───── Entries shown

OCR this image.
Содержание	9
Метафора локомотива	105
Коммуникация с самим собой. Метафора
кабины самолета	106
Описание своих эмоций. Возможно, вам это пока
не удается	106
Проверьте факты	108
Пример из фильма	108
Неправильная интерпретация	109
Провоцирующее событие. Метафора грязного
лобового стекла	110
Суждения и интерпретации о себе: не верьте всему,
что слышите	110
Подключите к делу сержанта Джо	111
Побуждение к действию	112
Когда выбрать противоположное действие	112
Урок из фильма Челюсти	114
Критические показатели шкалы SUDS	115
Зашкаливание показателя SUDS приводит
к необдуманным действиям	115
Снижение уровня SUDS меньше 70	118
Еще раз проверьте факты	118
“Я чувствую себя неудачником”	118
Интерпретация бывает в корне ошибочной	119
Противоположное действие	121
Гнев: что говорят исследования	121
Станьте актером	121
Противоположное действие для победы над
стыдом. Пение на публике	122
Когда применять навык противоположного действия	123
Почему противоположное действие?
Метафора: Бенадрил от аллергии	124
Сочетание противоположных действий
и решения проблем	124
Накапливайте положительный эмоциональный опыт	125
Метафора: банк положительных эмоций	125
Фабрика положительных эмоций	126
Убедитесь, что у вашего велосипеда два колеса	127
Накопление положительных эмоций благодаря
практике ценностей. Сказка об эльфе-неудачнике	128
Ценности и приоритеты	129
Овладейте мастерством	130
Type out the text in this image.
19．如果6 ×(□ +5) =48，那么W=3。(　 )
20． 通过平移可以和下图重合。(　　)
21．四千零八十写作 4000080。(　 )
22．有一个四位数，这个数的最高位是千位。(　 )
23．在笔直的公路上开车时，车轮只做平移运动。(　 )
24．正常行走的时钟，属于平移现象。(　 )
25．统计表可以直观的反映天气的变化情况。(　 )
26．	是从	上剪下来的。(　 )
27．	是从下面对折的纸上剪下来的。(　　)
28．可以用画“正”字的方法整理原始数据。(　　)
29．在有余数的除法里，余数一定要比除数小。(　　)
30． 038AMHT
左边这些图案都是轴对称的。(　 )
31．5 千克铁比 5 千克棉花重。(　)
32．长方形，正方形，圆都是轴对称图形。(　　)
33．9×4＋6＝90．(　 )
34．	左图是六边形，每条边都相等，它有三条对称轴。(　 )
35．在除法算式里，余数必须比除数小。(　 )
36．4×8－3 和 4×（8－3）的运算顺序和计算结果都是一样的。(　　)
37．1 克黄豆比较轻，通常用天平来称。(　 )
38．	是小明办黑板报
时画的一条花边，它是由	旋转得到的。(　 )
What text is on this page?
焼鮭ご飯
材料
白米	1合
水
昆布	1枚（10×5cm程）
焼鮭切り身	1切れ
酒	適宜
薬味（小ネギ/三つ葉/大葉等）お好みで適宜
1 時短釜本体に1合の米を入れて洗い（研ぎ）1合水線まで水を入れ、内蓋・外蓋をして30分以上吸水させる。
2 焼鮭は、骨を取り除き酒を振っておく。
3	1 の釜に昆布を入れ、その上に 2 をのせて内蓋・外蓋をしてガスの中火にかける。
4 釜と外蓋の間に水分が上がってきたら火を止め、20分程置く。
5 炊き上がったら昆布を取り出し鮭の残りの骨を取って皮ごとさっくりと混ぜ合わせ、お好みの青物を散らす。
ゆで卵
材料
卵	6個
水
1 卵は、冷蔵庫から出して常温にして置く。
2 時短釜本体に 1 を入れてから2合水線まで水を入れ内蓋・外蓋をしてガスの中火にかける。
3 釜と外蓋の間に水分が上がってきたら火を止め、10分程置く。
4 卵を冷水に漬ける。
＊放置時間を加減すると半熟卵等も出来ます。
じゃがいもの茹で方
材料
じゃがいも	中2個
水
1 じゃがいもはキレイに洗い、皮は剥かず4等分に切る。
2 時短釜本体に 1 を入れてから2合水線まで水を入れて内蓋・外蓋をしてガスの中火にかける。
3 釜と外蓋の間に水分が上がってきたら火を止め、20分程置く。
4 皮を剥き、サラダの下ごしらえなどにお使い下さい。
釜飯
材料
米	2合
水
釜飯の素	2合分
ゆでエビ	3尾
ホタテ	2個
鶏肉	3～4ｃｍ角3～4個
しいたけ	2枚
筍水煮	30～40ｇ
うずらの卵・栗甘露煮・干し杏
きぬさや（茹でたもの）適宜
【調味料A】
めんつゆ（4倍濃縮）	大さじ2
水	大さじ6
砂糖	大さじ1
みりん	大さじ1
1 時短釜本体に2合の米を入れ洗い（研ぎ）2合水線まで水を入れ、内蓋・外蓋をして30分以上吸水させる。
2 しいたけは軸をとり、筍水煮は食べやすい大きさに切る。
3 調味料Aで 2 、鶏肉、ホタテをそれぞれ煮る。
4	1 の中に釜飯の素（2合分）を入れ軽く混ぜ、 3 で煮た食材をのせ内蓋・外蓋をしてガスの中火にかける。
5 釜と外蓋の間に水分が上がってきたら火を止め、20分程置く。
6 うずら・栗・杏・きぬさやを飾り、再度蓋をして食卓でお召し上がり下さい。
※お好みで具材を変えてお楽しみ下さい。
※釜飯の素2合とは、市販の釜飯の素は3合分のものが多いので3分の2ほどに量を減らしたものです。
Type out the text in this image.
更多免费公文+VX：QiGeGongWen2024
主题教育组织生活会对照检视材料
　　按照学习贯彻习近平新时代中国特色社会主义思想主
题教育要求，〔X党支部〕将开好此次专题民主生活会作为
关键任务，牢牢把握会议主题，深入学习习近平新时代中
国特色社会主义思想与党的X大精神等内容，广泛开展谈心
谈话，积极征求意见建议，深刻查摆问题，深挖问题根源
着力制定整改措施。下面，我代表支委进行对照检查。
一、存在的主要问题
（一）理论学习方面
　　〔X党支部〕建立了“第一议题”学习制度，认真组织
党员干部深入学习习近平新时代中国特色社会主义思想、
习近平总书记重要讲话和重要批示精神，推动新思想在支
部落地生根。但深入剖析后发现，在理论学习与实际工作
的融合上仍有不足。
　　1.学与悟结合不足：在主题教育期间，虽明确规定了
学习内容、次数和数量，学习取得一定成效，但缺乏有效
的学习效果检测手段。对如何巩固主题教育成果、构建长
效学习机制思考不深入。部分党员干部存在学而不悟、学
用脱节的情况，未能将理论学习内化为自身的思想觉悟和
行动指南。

──────────

▶ **What the task requires**
Search the entries for the word "действие" and gather every line where it appears.

▶ **Final result**
Когда выбрать противоположное действие	112
Противоположное действие	121
Противоположное действие для победы над
Почему противоположное действие?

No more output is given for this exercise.